RECORDS FOR THE EXERCISE |
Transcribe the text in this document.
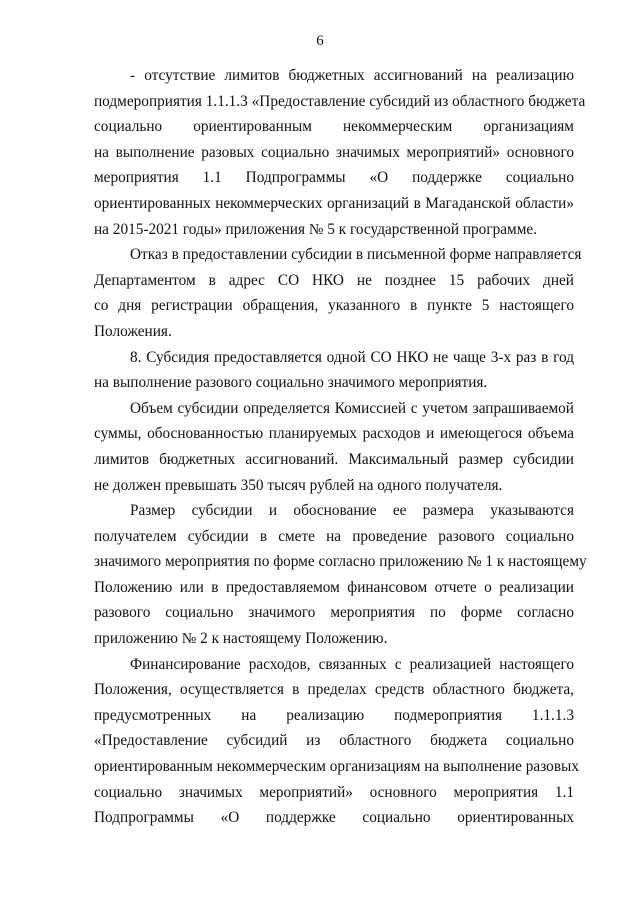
6

- отсутствие лимитов бюджетных ассигнований на реализацию
подмероприятия 1.1.1.3 «Предоставление субсидий из областного бюджета
социально ориентированным некоммерческим организациям
на выполнение разовых социально значимых мероприятий» основного
мероприятия 1.1 Подпрограммы «О поддержке социально
ориентированных некоммерческих организаций в Магаданской области»
на 2015-2021 годы» приложения № 5 к государственной программе.

Отказ в предоставлении субсидии в письменной форме направляется
Департаментом в адрес СО НКО не позднее 15 рабочих дней
со дня регистрации обращения, указанного в пункте 5 настоящего
Положения.

8. Субсидия предоставляется одной СО НКО не чаще 3-х раз в год
на выполнение разового социально значимого мероприятия.

Объем субсидии определяется Комиссией с учетом запрашиваемой
суммы, обоснованностью планируемых расходов и имеющегося объема
лимитов бюджетных ассигнований. Максимальный размер субсидии
не должен превышать 350 тысяч рублей на одного получателя.

Размер субсидии и обоснование ее размера указываются
получателем субсидии в смете на проведение разового социально
значимого мероприятия по форме согласно приложению № 1 к настоящему
Положению или в предоставляемом финансовом отчете о реализации
разового социально значимого мероприятия по форме согласно
приложению № 2 к настоящему Положению.

Финансирование расходов, связанных с реализацией настоящего
Положения, осуществляется в пределах средств областного бюджета,
предусмотренных на реализацию подмероприятия 1.1.1.3
«Предоставление субсидий из областного бюджета социально
ориентированным некоммерческим организациям на выполнение разовых
социально значимых мероприятий» основного мероприятия 1.1
Подпрограммы «О поддержке социально ориентированных
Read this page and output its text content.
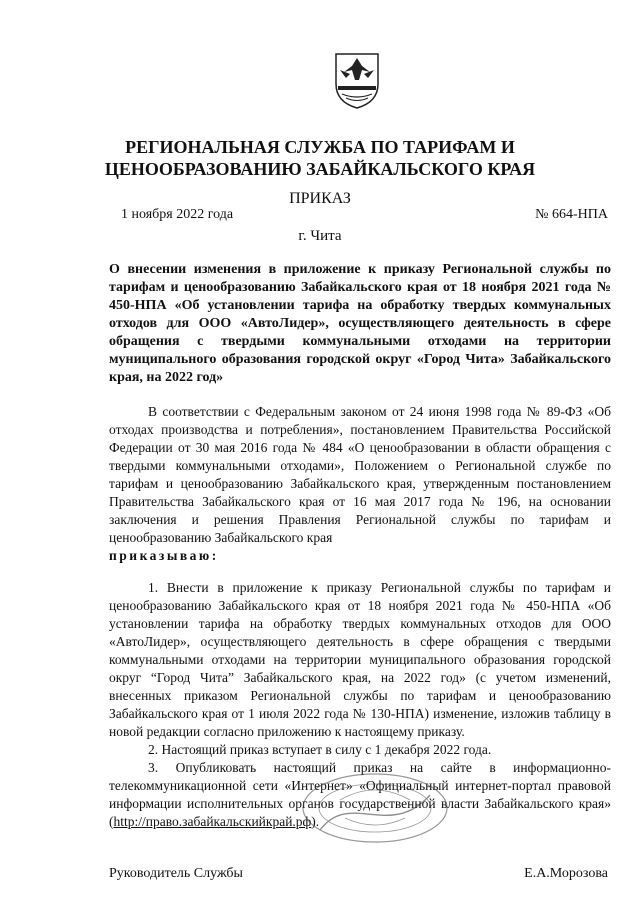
РЕГИОНАЛЬНАЯ СЛУЖБА ПО ТАРИФАМ И
ЦЕНООБРАЗОВАНИЮ ЗАБАЙКАЛЬСКОГО КРАЯ
ПРИКАЗ
1 ноября 2022 года	№ 664-НПА
г. Чита
О внесении изменения в приложение к приказу Региональной службы по тарифам и ценообразованию Забайкальского края от 18 ноября 2021 года № 450-НПА «Об установлении тарифа на обработку твердых коммунальных отходов для ООО «АвтоЛидер», осуществляющего деятельность в сфере обращения с твердыми коммунальными отходами на территории муниципального образования городской округ «Город Чита» Забайкальского края, на 2022 год»

В соответствии с Федеральным законом от 24 июня 1998 года № 89-ФЗ «Об отходах производства и потребления», постановлением Правительства Российской Федерации от 30 мая 2016 года № 484 «О ценообразовании в области обращения с твердыми коммунальными отходами», Положением о Региональной службе по тарифам и ценообразованию Забайкальского края, утвержденным постановлением Правительства Забайкальского края от 16 мая 2017 года № 196, на основании заключения и решения Правления Региональной службы по тарифам и ценообразованию Забайкальского края

приказываю:

1. Внести в приложение к приказу Региональной службы по тарифам и ценообразованию Забайкальского края от 18 ноября 2021 года № 450-НПА «Об установлении тарифа на обработку твердых коммунальных отходов для ООО «АвтоЛидер», осуществляющего деятельность в сфере обращения с твердыми коммунальными отходами на территории муниципального образования городской округ “Город Чита” Забайкальского края, на 2022 год» (с учетом изменений, внесенных приказом Региональной службы по тарифам и ценообразованию Забайкальского края от 1 июля 2022 года № 130-НПА) изменение, изложив таблицу в новой редакции согласно приложению к настоящему приказу.

2. Настоящий приказ вступает в силу с 1 декабря 2022 года.

3. Опубликовать настоящий приказ на сайте в информационно-телекоммуникационной сети «Интернет» «Официальный интернет-портал правовой информации исполнительных органов государственной власти Забайкальского края» (http://право.забайкальскийкрай.рф).

Руководитель Службы	Е.А.Морозова
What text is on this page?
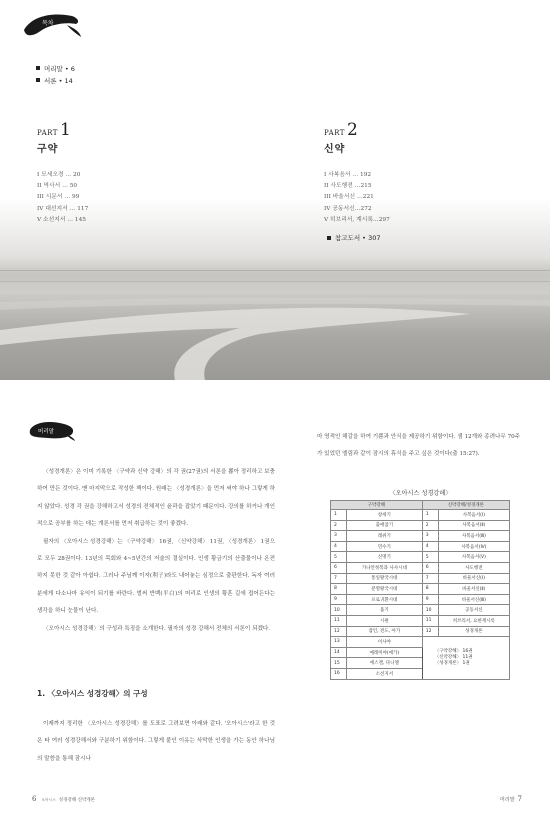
목차
머리말 • 6
서론 • 14
PART 1
구약
I 모세오경 … 20
II 역사서 … 50
III 시문서 … 99
IV 대선지서 … 117
V 소선지서 … 145
PART 2
신약
I 사복음서 … 192
II 사도행전 …215
III 바울서신 …221
IV 공동서신…272
V 히브리서, 계시록…297
참고도서 • 307
머리말

〈성경개론〉은 이미 기록한 〈구약과 신약 강해〉의 각 권(27권)의 서론을 뽑아 정리하고 보충하여 만든 것이다. 맨 마지막으로 작성한 책이다. 원래는 〈성경개론〉을 먼저 써야 하나 그렇게 하지 않았다. 성경 각 권을 강해하고서 성경의 전체적인 윤곽을 잡았기 때문이다. 강의를 하거나 개인적으로 공부를 하는 데는 개론서를 먼저 취급하는 것이 좋겠다.

필자의 〈오아시스 성경강해〉는 〈구약강해〉 16권, 〈신약강해〉 11권, 〈성경개론〉 1권으로 모두 28권이다. 13년의 목회와 4~5년간의 저술의 결실이다. 인생 황금기의 산출물이나 온전하지 못한 것 같아 아쉽다. 그러나 주님께 이저(利子)라도 내어놓는 심정으로 출판한다. 독자 여러분에게 다소나마 유익이 되기를 바란다. 벌써 반백(半白)의 머리로 인생의 황혼 길에 접어든다는 생각을 하니 눈물이 난다.

〈오아시스 성경강해〉의 구성과 특징을 소개한다. 필자의 성경 강해서 전체의 서론이 되겠다.

1. 〈오아시스 성경강해〉의 구성

이제까지 정리한 〈오아시스 성경강해〉를 도표로 그려보면 아래와 같다. '오아시스'라고 한 것은 타 여러 성경강해서와 구분하기 위함이다. 그렇게 붙인 이유는 삭막한 인생을 가는 동안 하나님의 말씀을 통해 잠시나

마 영적인 해갈을 하여 기쁨과 안식을 제공하기 위함이다. 샘 12개와 종려나무 70주가 있었던 엘림과 같이 잠시의 휴식을 주고 싶은 것이다(출 15:27).
〈오아시스 성경강해〉
구약강해		신약강해/성경개론	
1	창세기	1	사복음서(Ⅰ)
2	출애굽기	2	사복음서(Ⅱ)
3	레위기	3	사복음서(Ⅲ)
4	민수기	4	사복음서(Ⅳ)
5	신명기	5	사복음서(Ⅴ)
6	가나안정복과 사사시대	6	사도행전
7	통일왕국시대	7	바울서신(Ⅰ)
8	분열왕국시대	8	바울서신(Ⅱ)
9	포로귀환시대	9	바울서신(Ⅲ)
10	욥기	10	공동서신
11	시편	11	히브리서, 요한계시록
12	잠언, 전도, 아가	12	성경개론
13	이사야	〈구약강해〉 16권
〈신약강해〉 11권
〈성경개론〉 1권	

14	예레미야(애가)		
15	에스겔, 다니엘		
16	소선지서		
6 오아시스 성경강해 신약개론	머리말 7
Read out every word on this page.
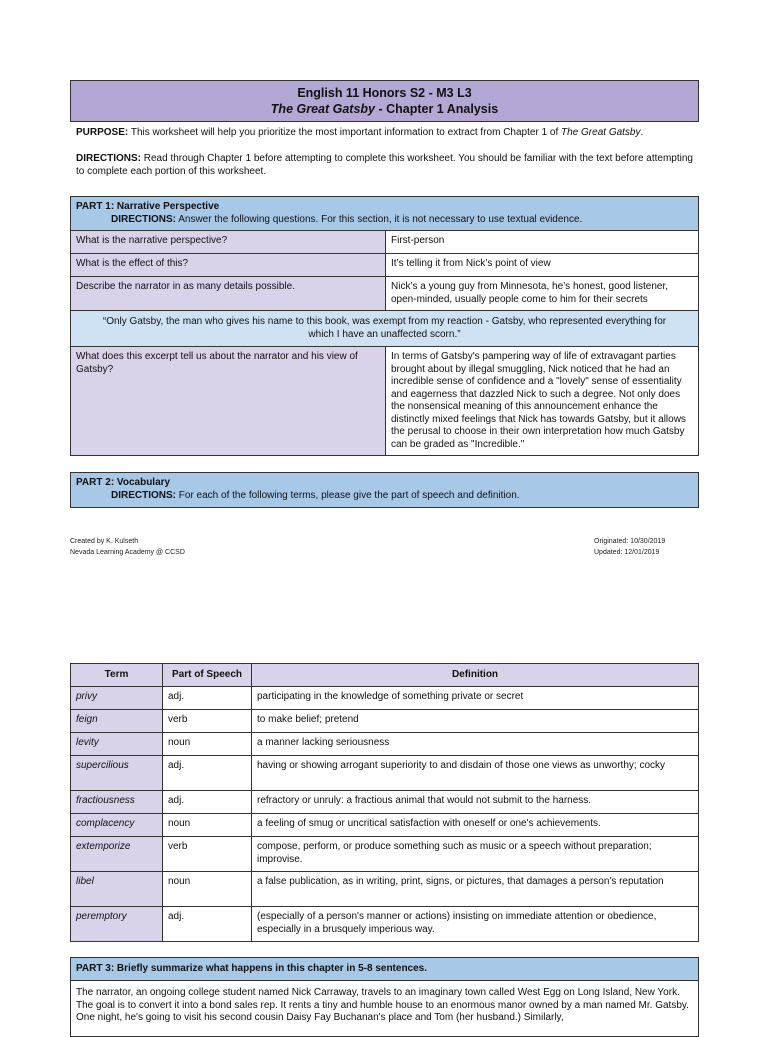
English 11 Honors S2 - M3 L3
The Great Gatsby - Chapter 1 Analysis
PURPOSE: This worksheet will help you prioritize the most important information to extract from Chapter 1 of The Great Gatsby.
DIRECTIONS: Read through Chapter 1 before attempting to complete this worksheet. You should be familiar with the text before attempting to complete each portion of this worksheet.
PART 1: Narrative Perspective
DIRECTIONS: Answer the following questions. For this section, it is not necessary to use textual evidence.	

What is the narrative perspective?	First-person
What is the effect of this?	It’s telling it from Nick’s point of view
Describe the narrator in as many details possible.	Nick’s a young guy from Minnesota, he’s honest, good listener, open-minded, usually people come to him for their secrets
“Only Gatsby, the man who gives his name to this book, was exempt from my reaction - Gatsby, who represented everything for which I have an unaffected scorn.”	
What does this excerpt tell us about the narrator and his view of Gatsby?	In terms of Gatsby's pampering way of life of extravagant parties brought about by illegal smuggling, Nick noticed that he had an incredible sense of confidence and a "lovely" sense of essentiality and eagerness that dazzled Nick to such a degree. Not only does the nonsensical meaning of this announcement enhance the distinctly mixed feelings that Nick has towards Gatsby, but it allows the perusal to choose in their own interpretation how much Gatsby can be graded as "Incredible."
PART 2: Vocabulary
DIRECTIONS: For each of the following terms, please give the part of speech and definition.
Created by K. Kulseth
Nevada Learning Academy @ CCSD
Originated: 10/30/2019
Updated: 12/01/2019
Term	Part of Speech	Definition
privy	adj.	participating in the knowledge of something private or secret
feign	verb	to make belief; pretend
levity	noun	a manner lacking seriousness
supercilious	adj.	having or showing arrogant superiority to and disdain of those one views as unworthy; cocky
fractiousness	adj.	refractory or unruly: a fractious animal that would not submit to the harness.
complacency	noun	a feeling of smug or uncritical satisfaction with oneself or one's achievements.
extemporize	verb	compose, perform, or produce something such as music or a speech without preparation; improvise.
libel	noun	a false publication, as in writing, print, signs, or pictures, that damages a person's reputation
peremptory	adj.	(especially of a person's manner or actions) insisting on immediate attention or obedience, especially in a brusquely imperious way.
PART 3: Briefly summarize what happens in this chapter in 5-8 sentences.
The narrator, an ongoing college student named Nick Carraway, travels to an imaginary town called West Egg on Long Island, New York. The goal is to convert it into a bond sales rep. It rents a tiny and humble house to an enormous manor owned by a man named Mr. Gatsby. One night, he's going to visit his second cousin Daisy Fay Buchanan's place and Tom (her husband.) Similarly,
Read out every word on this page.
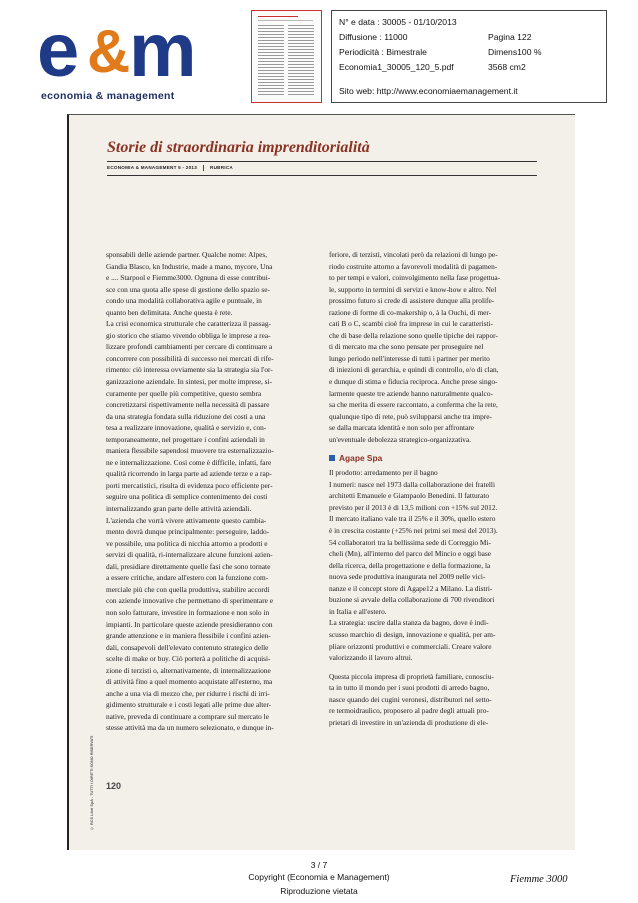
e &
m
economia & management
N° e data : 30005 - 01/10/2013
Diffusione : 11000	Pagina 122
Periodicità : Bimestrale	Dimens100 %
Economia1_30005_120_5.pdf	3568 cm2
Sito web: http://www.economiaemanagement.it
Storie di straordinaria imprenditorialità
ECONOMIA & MANAGEMENT 5 - 2013	RUBRICA
sponsabili delle aziende partner. Qualche nome: Alpes,
Gandia Blasco, kn Industrie, made a mano, mycore, Una
e .... Starpool e Fiemme3000. Ognuna di esse contribui-
sce con una quota alle spese di gestione dello spazio se-
condo una modalità collaborativa agile e puntuale, in
quanto ben delimitata. Anche questa è rete.
La crisi economica strutturale che caratterizza il passag-
gio storico che stiamo vivendo obbliga le imprese a rea-
lizzare profondi cambiamenti per cercare di continuare a
concorrere con possibilità di successo nei mercati di rife-
rimento: ciò interessa ovviamente sia la strategia sia l'or-
ganizzazione aziendale. In sintesi, per molte imprese, si-
curamente per quelle più competitive, questo sembra
concretizzarsi rispettivamente nella necessità di passare
da una strategia fondata sulla riduzione dei costi a una
tesa a realizzare innovazione, qualità e servizio e, con-
temporaneamente, nel progettare i confini aziendali in
maniera flessibile sapendosi muovere tra esternalizzazio-
ne e internalizzazione. Così come è difficile, infatti, fare
qualità ricorrendo in larga parte ad aziende terze e a rap-
porti mercatistici, risulta di evidenza poco efficiente per-
seguire una politica di semplice contenimento dei costi
internalizzando gran parte delle attività aziendali.
L'azienda che vorrà vivere attivamente questo cambia-
mento dovrà dunque principalmente: perseguire, laddo-
ve possibile, una politica di nicchia attorno a prodotti e
servizi di qualità, ri-internalizzare alcune funzioni azien-
dali, presidiare direttamente quelle fasi che sono tornate
a essere critiche, andare all'estero con la funzione com-
merciale più che con quella produttiva, stabilire accordi
con aziende innovative che permettano di sperimentare e
non solo fatturare, investire in formazione e non solo in
impianti. In particolare queste aziende presidieranno con
grande attenzione e in maniera flessibile i confini azien-
dali, consapevoli dell'elevato contenuto strategico delle
scelte di make or buy. Ciò porterà a politiche di acquisi-
zione di terzisti o, alternativamente, di internalizzazione
di attività fino a quel momento acquistate all'esterno, ma
anche a una via di mezzo che, per ridurre i rischi di irri-
gidimento strutturale e i costi legati alle prime due alter-
native, preveda di continuare a comprare sul mercato le
stesse attività ma da un numero selezionato, e dunque in-
feriore, di terzisti, vincolati però da relazioni di lungo pe-
riodo costruite attorno a favorevoli modalità di pagamen-
to per tempi e valori, coinvolgimento nella fase progettua-
le, supporto in termini di servizi e know-how e altro. Nel
prossimo futuro si crede di assistere dunque alla prolife-
razione di forme di co-makership o, à la Ouchi, di mer-
cati B o C, scambi cioè fra imprese in cui le caratteristi-
che di base della relazione sono quelle tipiche dei rappor-
ti di mercato ma che sono pensate per proseguire nel
lungo periodo nell'interesse di tutti i partner per merito
di iniezioni di gerarchia, e quindi di controllo, e/o di clan,
e dunque di stima e fiducia reciproca. Anche prese singo-
larmente queste tre aziende hanno naturalmente qualco-
sa che merita di essere raccontato, a conferma che la rete,
qualunque tipo di rete, può svilupparsi anche tra impre-
se dalla marcata identità e non solo per affrontare
un'eventuale debolezza strategico-organizzativa.
Agape Spa
Il prodotto: arredamento per il bagno
I numeri: nasce nel 1973 dalla collaborazione dei fratelli
architetti Emanuele e Giampaolo Benedini. Il fatturato
previsto per il 2013 è di 13,5 milioni con +15% sul 2012.
Il mercato italiano vale tra il 25% e il 30%, quello estero
è in crescita costante (+25% nei primi sei mesi del 2013).
54 collaboratori tra la bellissima sede di Correggio Mi-
cheli (Mn), all'interno del parco del Mincio e oggi base
della ricerca, della progettazione e della formazione, la
nuova sede produttiva inaugurata nel 2009 nelle vici-
nanze e il concept store di Agape12 a Milano. La distri-
buzione si avvale della collaborazione di 700 rivenditori
in Italia e all'estero.
La strategia: uscire dalla stanza da bagno, dove è indi-
scusso marchio di design, innovazione e qualità, per am-
pliare orizzonti produttivi e commerciali. Creare valore
valorizzando il lavoro altrui.
Questa piccola impresa di proprietà familiare, conosciu-
ta in tutto il mondo per i suoi prodotti di arredo bagno,
nasce quando dei cugini veronesi, distributori nel setto-
re termoidraulico, proposero al padre degli attuali pro-
prietari di investire in un'azienda di produzione di ele-
© RCS Libri SpA - TUTTI I DIRITTI SONO RISERVATI	120
3 / 7
Copyright (Economia e Management)
Riproduzione vietata
Fiemme 3000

TASK BRIEF | Using the entries above, return each line in which the word "something" occurs.

OUTPUT FOR THIS TASK |
privy	adj.	participating in the knowledge of something private or secret
extemporize	verb	compose, perform, or produce something such as music or a speech without preparation; improvise.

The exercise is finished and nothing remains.